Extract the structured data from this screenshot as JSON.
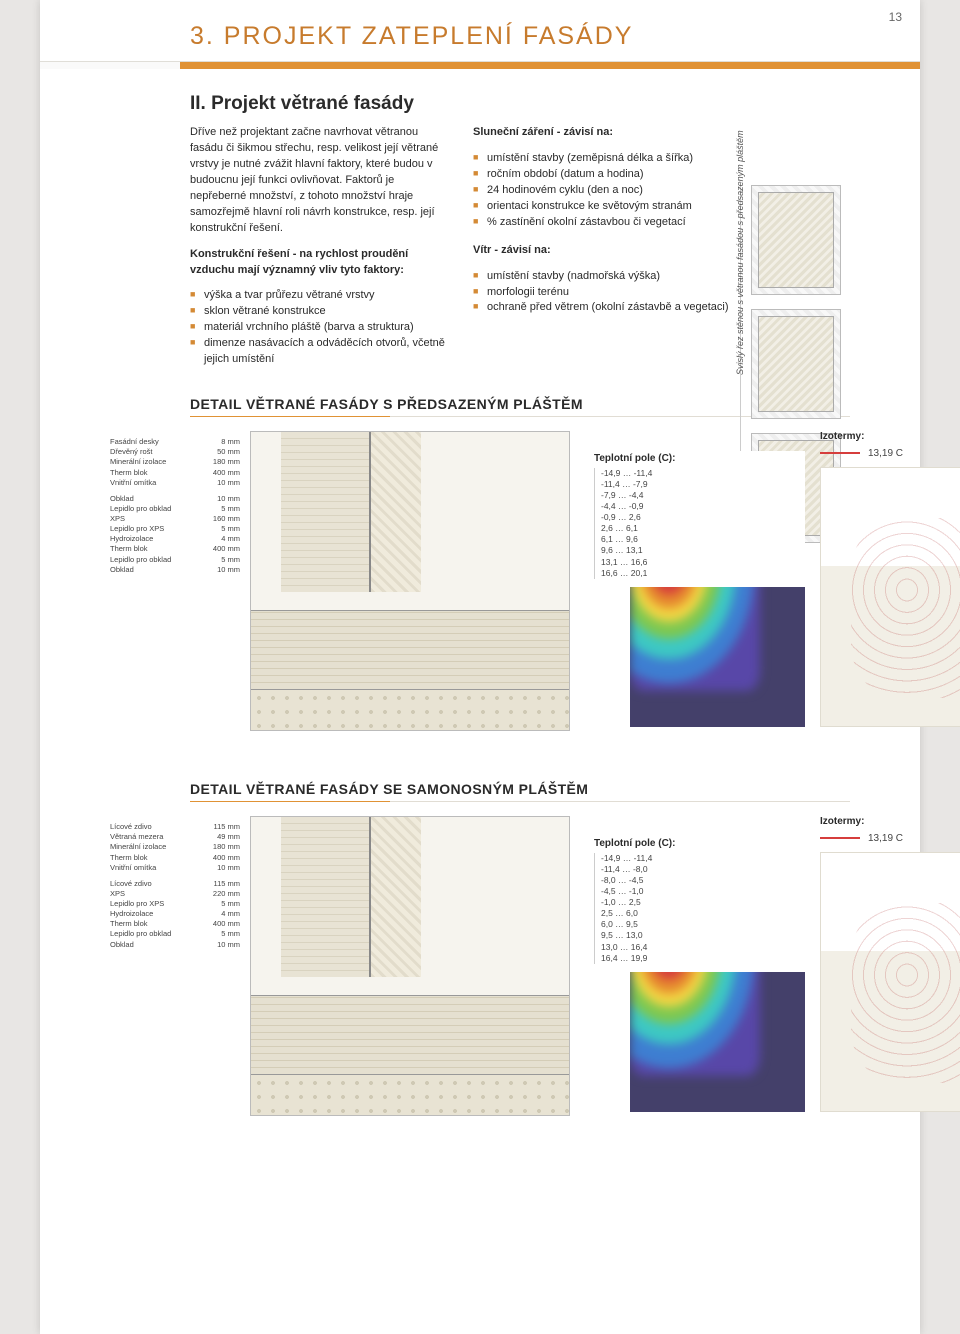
{
  "page_number": "13",
  "main_title": "3. PROJEKT ZATEPLENÍ FASÁDY",
  "section_title": "II. Projekt větrané fasády",
  "intro_text": "Dříve než projektant začne navrhovat větranou fasádu či šikmou střechu, resp. velikost její větrané vrstvy je nutné zvážit hlavní faktory, které budou v budoucnu její funkci ovlivňovat. Faktorů je nepřeberné množství, z tohoto množství hraje samozřejmě hlavní roli návrh konstrukce, resp. její konstrukční řešení.",
  "konstr_lead": "Konstrukční řešení - na rychlost proudění vzduchu mají významný vliv tyto faktory:",
  "konstr_items": [
    "výška a tvar průřezu větrané vrstvy",
    "sklon větrané konstrukce",
    "materiál vrchního pláště (barva a struktura)",
    "dimenze nasávacích a odváděcích otvorů, včetně jejich umístění"
  ],
  "sun_lead": "Sluneční záření - závisí na:",
  "sun_items": [
    "umístění stavby (zeměpisná délka a šířka)",
    "ročním období (datum a hodina)",
    "24 hodinovém cyklu (den a noc)",
    "orientaci konstrukce ke světovým stranám",
    "% zastínění okolní zástavbou či vegetací"
  ],
  "wind_lead": "Vítr - závisí na:",
  "wind_items": [
    "umístění stavby (nadmořská výška)",
    "morfologii terénu",
    "ochraně před větrem (okolní zástavbě a vegetaci)"
  ],
  "side_caption": "Svislý řez stěnou s větranou fasádou s předsazeným pláštěm",
  "detail1_heading": "DETAIL VĚTRANÉ FASÁDY S PŘEDSAZENÝM PLÁŠTĚM",
  "detail2_heading": "DETAIL VĚTRANÉ FASÁDY SE SAMONOSNÝM PLÁŠTĚM",
  "layers1": [
    [
      "Fasádní desky",
      "8 mm"
    ],
    [
      "Dřevěný rošt",
      "50 mm"
    ],
    [
      "Minerální izolace",
      "180 mm"
    ],
    [
      "Therm blok",
      "400 mm"
    ],
    [
      "Vnitřní omítka",
      "10 mm"
    ],
    [
      "gap",
      ""
    ],
    [
      "Obklad",
      "10 mm"
    ],
    [
      "Lepidlo pro obklad",
      "5 mm"
    ],
    [
      "XPS",
      "160 mm"
    ],
    [
      "Lepidlo pro XPS",
      "5 mm"
    ],
    [
      "Hydroizolace",
      "4 mm"
    ],
    [
      "Therm blok",
      "400 mm"
    ],
    [
      "Lepidlo pro obklad",
      "5 mm"
    ],
    [
      "Obklad",
      "10 mm"
    ]
  ],
  "layers2": [
    [
      "Lícové zdivo",
      "115 mm"
    ],
    [
      "Větraná mezera",
      "49 mm"
    ],
    [
      "Minerální izolace",
      "180 mm"
    ],
    [
      "Therm blok",
      "400 mm"
    ],
    [
      "Vnitřní omítka",
      "10 mm"
    ],
    [
      "gap",
      ""
    ],
    [
      "Lícové zdivo",
      "115 mm"
    ],
    [
      "XPS",
      "220 mm"
    ],
    [
      "Lepidlo pro XPS",
      "5 mm"
    ],
    [
      "Hydroizolace",
      "4 mm"
    ],
    [
      "Therm blok",
      "400 mm"
    ],
    [
      "Lepidlo pro obklad",
      "5 mm"
    ],
    [
      "Obklad",
      "10 mm"
    ]
  ],
  "thermal_title": "Teplotní pole (C):",
  "thermal_ranges1": [
    "-14,9 … -11,4",
    "-11,4 … -7,9",
    "-7,9 … -4,4",
    "-4,4 … -0,9",
    "-0,9 … 2,6",
    "2,6 … 6,1",
    "6,1 … 9,6",
    "9,6 … 13,1",
    "13,1 … 16,6",
    "16,6 … 20,1"
  ],
  "thermal_ranges2": [
    "-14,9 … -11,4",
    "-11,4 … -8,0",
    "-8,0 … -4,5",
    "-4,5 … -1,0",
    "-1,0 … 2,5",
    "2,5 … 6,0",
    "6,0 … 9,5",
    "9,5 … 13,0",
    "13,0 … 16,4",
    "16,4 … 19,9"
  ],
  "iso_title": "Izotermy:",
  "iso_value": "13,19 C",
  "colors": {
    "accent": "#d48a35",
    "heading": "#c77b2d",
    "iso_line": "#d63e3c"
  }
}
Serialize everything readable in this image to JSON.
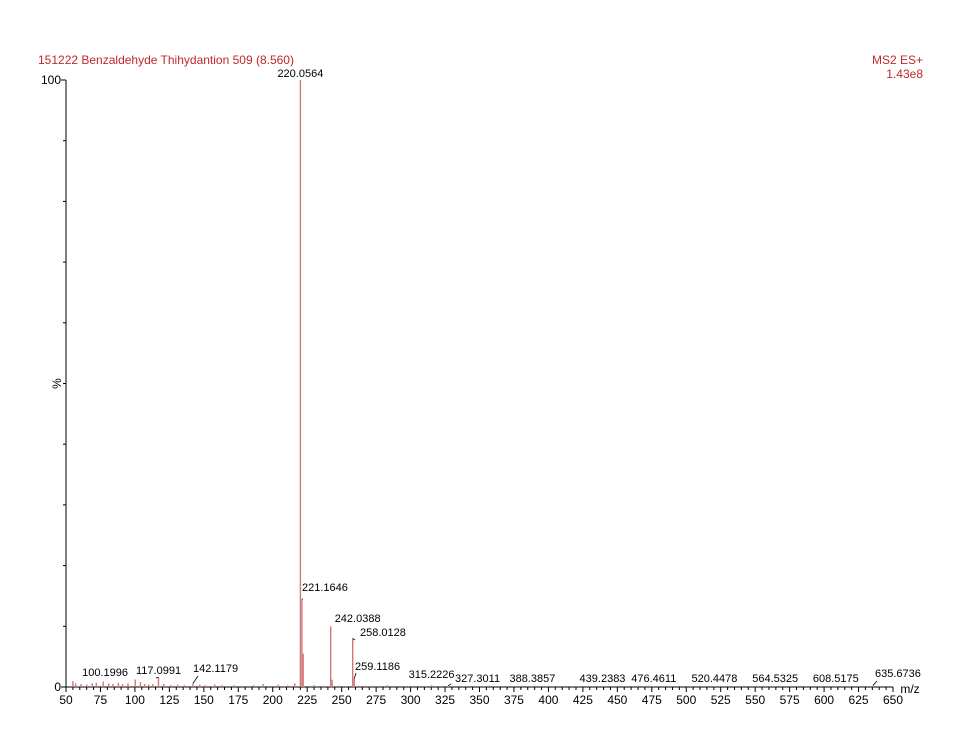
{
  "header": {
    "title": "151222 Benzaldehyde Thihydantion 509 (8.560)",
    "mode": "MS2 ES+",
    "scale": "1.43e8"
  },
  "colors": {
    "header_text": "#c0282d",
    "peak": "#d0797a",
    "axis": "#000000"
  },
  "chart_data": {
    "type": "bar",
    "title": "151222 Benzaldehyde Thihydantion 509 (8.560)",
    "xlabel": "m/z",
    "ylabel": "%",
    "xlim": [
      50,
      650
    ],
    "ylim": [
      0,
      100
    ],
    "x_ticks": [
      50,
      75,
      100,
      125,
      150,
      175,
      200,
      225,
      250,
      275,
      300,
      325,
      350,
      375,
      400,
      425,
      450,
      475,
      500,
      525,
      550,
      575,
      600,
      625,
      650
    ],
    "y_ticks": [
      0,
      100
    ],
    "grid": false,
    "peaks": [
      {
        "mz": 220.0564,
        "intensity": 100,
        "label": "220.0564"
      },
      {
        "mz": 221.1646,
        "intensity": 14.5,
        "label": "221.1646"
      },
      {
        "mz": 222.05,
        "intensity": 5.5,
        "label": ""
      },
      {
        "mz": 242.0388,
        "intensity": 10,
        "label": "242.0388"
      },
      {
        "mz": 243.05,
        "intensity": 1.2,
        "label": ""
      },
      {
        "mz": 258.0128,
        "intensity": 8,
        "label": "258.0128"
      },
      {
        "mz": 259.1186,
        "intensity": 1.4,
        "label": "259.1186"
      },
      {
        "mz": 100.1996,
        "intensity": 1.2,
        "label": "100.1996"
      },
      {
        "mz": 117.0991,
        "intensity": 1.6,
        "label": "117.0991"
      },
      {
        "mz": 142.1179,
        "intensity": 0.6,
        "label": "142.1179"
      },
      {
        "mz": 315.2226,
        "intensity": 0.3,
        "label": "315.2226"
      },
      {
        "mz": 327.3011,
        "intensity": 0.2,
        "label": "327.3011"
      },
      {
        "mz": 388.3857,
        "intensity": 0.1,
        "label": "388.3857"
      },
      {
        "mz": 439.2383,
        "intensity": 0.1,
        "label": "439.2383"
      },
      {
        "mz": 476.4611,
        "intensity": 0.1,
        "label": "476.4611"
      },
      {
        "mz": 520.4478,
        "intensity": 0.1,
        "label": "520.4478"
      },
      {
        "mz": 564.5325,
        "intensity": 0.1,
        "label": "564.5325"
      },
      {
        "mz": 608.5175,
        "intensity": 0.1,
        "label": "608.5175"
      },
      {
        "mz": 635.6736,
        "intensity": 0.3,
        "label": "635.6736"
      },
      {
        "mz": 55,
        "intensity": 1.0,
        "label": ""
      },
      {
        "mz": 57,
        "intensity": 0.6,
        "label": ""
      },
      {
        "mz": 61,
        "intensity": 0.5,
        "label": ""
      },
      {
        "mz": 65,
        "intensity": 0.4,
        "label": ""
      },
      {
        "mz": 69,
        "intensity": 0.6,
        "label": ""
      },
      {
        "mz": 72,
        "intensity": 0.7,
        "label": ""
      },
      {
        "mz": 77,
        "intensity": 0.9,
        "label": ""
      },
      {
        "mz": 81,
        "intensity": 0.6,
        "label": ""
      },
      {
        "mz": 84,
        "intensity": 0.5,
        "label": ""
      },
      {
        "mz": 88,
        "intensity": 0.7,
        "label": ""
      },
      {
        "mz": 91,
        "intensity": 0.5,
        "label": ""
      },
      {
        "mz": 95,
        "intensity": 0.6,
        "label": ""
      },
      {
        "mz": 104,
        "intensity": 0.8,
        "label": ""
      },
      {
        "mz": 107,
        "intensity": 0.5,
        "label": ""
      },
      {
        "mz": 110,
        "intensity": 0.4,
        "label": ""
      },
      {
        "mz": 113,
        "intensity": 0.5,
        "label": ""
      },
      {
        "mz": 121,
        "intensity": 0.5,
        "label": ""
      },
      {
        "mz": 126,
        "intensity": 0.3,
        "label": ""
      },
      {
        "mz": 131,
        "intensity": 0.4,
        "label": ""
      },
      {
        "mz": 136,
        "intensity": 0.3,
        "label": ""
      },
      {
        "mz": 147,
        "intensity": 0.4,
        "label": ""
      },
      {
        "mz": 151,
        "intensity": 0.3,
        "label": ""
      },
      {
        "mz": 158,
        "intensity": 0.4,
        "label": ""
      },
      {
        "mz": 163,
        "intensity": 0.3,
        "label": ""
      },
      {
        "mz": 172,
        "intensity": 0.3,
        "label": ""
      },
      {
        "mz": 180,
        "intensity": 0.2,
        "label": ""
      },
      {
        "mz": 186,
        "intensity": 0.3,
        "label": ""
      },
      {
        "mz": 193,
        "intensity": 0.5,
        "label": ""
      },
      {
        "mz": 204,
        "intensity": 0.4,
        "label": ""
      },
      {
        "mz": 211,
        "intensity": 0.3,
        "label": ""
      },
      {
        "mz": 216,
        "intensity": 0.6,
        "label": ""
      },
      {
        "mz": 230,
        "intensity": 0.3,
        "label": ""
      },
      {
        "mz": 236,
        "intensity": 0.2,
        "label": ""
      },
      {
        "mz": 248,
        "intensity": 0.2,
        "label": ""
      },
      {
        "mz": 265,
        "intensity": 0.2,
        "label": ""
      },
      {
        "mz": 272,
        "intensity": 0.2,
        "label": ""
      },
      {
        "mz": 283,
        "intensity": 0.3,
        "label": ""
      },
      {
        "mz": 300,
        "intensity": 0.2,
        "label": ""
      }
    ]
  }
}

*EXERCISE OBJECTIVE:* Filter the listing for the word "výška" and copy every line that holds it.

*THE OUTPUT:*
    "výška a tvar průřezu větrané vrstvy",
    "umístění stavby (nadmořská výška)",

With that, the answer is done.